* _REQUIREMENT_:
Search the material below for the string "this" and extract each line that has it.

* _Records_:
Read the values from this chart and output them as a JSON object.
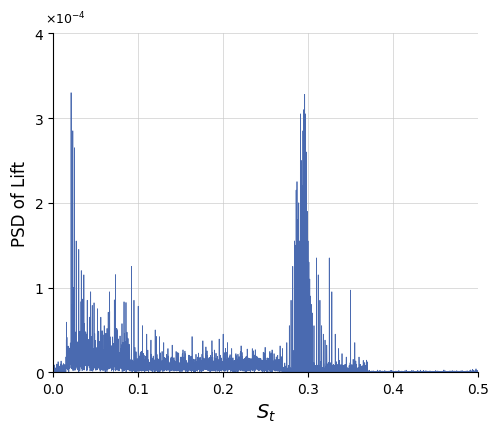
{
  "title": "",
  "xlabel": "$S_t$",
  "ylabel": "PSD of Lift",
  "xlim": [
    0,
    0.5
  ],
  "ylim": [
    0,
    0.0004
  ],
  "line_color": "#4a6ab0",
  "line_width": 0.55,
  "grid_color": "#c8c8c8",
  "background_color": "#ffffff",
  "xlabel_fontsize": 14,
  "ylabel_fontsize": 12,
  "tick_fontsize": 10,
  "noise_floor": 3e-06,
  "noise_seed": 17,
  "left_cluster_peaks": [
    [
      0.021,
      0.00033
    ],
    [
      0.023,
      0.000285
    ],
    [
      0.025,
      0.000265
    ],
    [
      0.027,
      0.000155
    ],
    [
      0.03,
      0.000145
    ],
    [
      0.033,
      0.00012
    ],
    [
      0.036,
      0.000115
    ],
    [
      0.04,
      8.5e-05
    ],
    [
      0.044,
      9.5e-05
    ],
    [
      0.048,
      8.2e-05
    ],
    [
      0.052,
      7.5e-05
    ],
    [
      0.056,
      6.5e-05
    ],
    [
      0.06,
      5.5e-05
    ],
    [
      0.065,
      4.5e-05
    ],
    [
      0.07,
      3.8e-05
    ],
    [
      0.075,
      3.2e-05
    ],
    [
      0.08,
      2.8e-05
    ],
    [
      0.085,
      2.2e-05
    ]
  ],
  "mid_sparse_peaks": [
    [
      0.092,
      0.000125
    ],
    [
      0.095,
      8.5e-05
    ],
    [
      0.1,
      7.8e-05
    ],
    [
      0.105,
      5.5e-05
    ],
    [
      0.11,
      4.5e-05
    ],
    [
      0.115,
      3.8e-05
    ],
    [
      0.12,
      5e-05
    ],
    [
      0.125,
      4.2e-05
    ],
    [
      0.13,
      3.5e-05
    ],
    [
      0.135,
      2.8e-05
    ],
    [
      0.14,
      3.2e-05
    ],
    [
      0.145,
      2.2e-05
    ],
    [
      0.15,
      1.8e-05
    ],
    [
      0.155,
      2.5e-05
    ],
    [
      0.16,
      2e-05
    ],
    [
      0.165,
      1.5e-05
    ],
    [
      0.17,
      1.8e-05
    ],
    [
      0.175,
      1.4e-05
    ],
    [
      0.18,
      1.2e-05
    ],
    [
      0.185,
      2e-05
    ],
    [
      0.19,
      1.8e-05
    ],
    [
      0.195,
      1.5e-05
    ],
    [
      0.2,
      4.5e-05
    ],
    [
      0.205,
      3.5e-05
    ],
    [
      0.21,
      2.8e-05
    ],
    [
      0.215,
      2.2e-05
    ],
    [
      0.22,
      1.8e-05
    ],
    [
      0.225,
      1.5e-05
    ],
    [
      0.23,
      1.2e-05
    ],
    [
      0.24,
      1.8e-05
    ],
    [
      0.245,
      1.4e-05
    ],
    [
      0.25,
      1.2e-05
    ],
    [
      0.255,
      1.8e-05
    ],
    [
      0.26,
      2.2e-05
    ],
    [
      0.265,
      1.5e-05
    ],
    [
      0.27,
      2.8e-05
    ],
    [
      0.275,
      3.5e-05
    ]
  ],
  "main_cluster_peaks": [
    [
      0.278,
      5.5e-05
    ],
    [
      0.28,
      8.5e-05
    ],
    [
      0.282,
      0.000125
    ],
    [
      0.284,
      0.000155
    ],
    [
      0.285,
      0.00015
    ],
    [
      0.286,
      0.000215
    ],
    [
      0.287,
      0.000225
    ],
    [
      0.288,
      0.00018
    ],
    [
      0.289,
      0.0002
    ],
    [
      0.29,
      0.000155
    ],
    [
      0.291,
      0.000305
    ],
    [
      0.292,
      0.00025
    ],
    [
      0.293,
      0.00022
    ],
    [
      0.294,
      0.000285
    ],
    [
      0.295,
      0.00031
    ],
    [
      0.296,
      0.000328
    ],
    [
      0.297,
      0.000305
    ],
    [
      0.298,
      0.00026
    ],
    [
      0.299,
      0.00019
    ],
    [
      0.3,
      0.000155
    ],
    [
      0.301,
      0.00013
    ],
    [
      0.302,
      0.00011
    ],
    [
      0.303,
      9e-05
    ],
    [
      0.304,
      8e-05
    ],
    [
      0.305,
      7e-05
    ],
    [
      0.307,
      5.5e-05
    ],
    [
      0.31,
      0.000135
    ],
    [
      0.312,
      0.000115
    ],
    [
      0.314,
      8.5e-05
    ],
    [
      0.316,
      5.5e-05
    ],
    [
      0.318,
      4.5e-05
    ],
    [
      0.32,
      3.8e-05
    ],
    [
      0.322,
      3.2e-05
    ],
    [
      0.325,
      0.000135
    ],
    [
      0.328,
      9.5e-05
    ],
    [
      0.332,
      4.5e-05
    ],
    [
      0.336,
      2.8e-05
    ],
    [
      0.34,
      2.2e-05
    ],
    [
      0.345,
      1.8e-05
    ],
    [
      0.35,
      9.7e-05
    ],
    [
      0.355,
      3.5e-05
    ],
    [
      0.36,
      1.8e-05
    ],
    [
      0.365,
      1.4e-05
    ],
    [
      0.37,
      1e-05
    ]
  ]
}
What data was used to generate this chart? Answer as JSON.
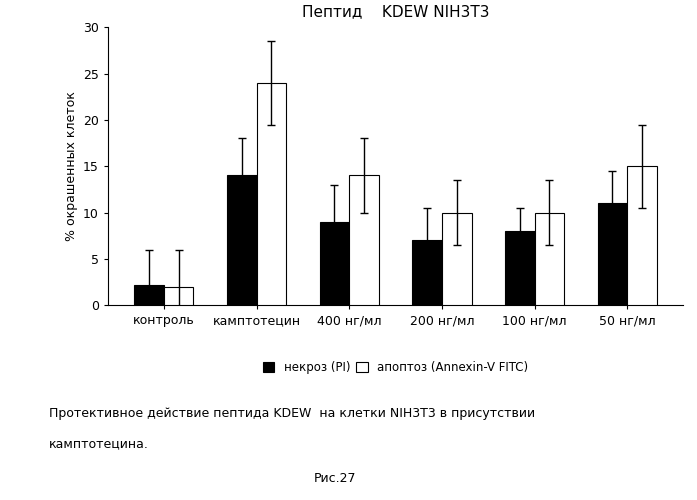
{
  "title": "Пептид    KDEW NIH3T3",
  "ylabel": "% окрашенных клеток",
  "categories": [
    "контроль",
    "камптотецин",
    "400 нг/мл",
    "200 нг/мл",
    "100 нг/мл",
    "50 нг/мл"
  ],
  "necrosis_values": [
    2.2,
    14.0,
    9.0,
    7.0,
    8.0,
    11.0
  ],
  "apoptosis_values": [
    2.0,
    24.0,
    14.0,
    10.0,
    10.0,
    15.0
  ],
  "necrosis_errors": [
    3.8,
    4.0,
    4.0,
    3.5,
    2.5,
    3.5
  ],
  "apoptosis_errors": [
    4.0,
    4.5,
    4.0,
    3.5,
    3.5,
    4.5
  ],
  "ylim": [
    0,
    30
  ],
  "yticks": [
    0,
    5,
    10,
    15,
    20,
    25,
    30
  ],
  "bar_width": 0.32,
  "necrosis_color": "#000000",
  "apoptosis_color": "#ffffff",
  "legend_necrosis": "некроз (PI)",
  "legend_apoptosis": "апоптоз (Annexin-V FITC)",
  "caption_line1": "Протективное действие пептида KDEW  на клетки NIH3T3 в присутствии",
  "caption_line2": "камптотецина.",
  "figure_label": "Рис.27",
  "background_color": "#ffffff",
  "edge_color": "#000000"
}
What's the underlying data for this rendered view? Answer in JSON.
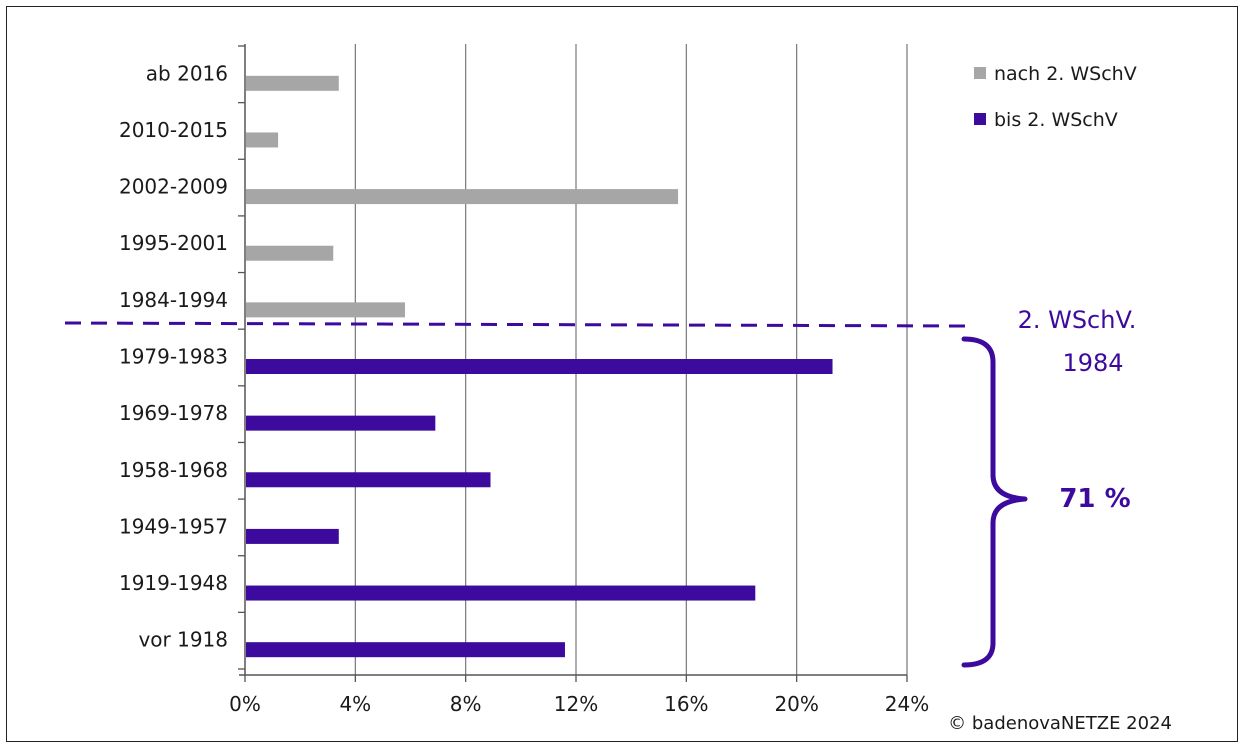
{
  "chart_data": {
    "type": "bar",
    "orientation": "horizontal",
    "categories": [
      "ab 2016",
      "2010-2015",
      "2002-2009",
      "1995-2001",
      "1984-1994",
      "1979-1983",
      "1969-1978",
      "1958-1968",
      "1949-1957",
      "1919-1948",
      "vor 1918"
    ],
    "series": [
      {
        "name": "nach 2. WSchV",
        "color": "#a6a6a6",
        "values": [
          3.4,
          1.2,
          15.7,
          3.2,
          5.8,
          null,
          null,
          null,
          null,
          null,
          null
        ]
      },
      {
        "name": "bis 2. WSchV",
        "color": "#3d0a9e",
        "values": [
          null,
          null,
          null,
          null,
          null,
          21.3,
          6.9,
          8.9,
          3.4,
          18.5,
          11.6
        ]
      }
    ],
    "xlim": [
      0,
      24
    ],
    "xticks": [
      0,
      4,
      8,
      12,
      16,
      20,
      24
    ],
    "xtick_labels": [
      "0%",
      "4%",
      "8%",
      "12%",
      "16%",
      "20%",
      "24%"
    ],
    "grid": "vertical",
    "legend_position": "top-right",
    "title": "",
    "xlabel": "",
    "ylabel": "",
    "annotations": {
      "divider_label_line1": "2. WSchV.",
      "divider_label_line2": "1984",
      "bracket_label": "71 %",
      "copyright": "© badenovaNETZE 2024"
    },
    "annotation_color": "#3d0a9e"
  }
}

* _REPLY_:
Read the values from this chart and output them as a JSON object.
What data was used to generate this chart? Answer as JSON.
What's the underlying data for this rendered view? Answer in JSON.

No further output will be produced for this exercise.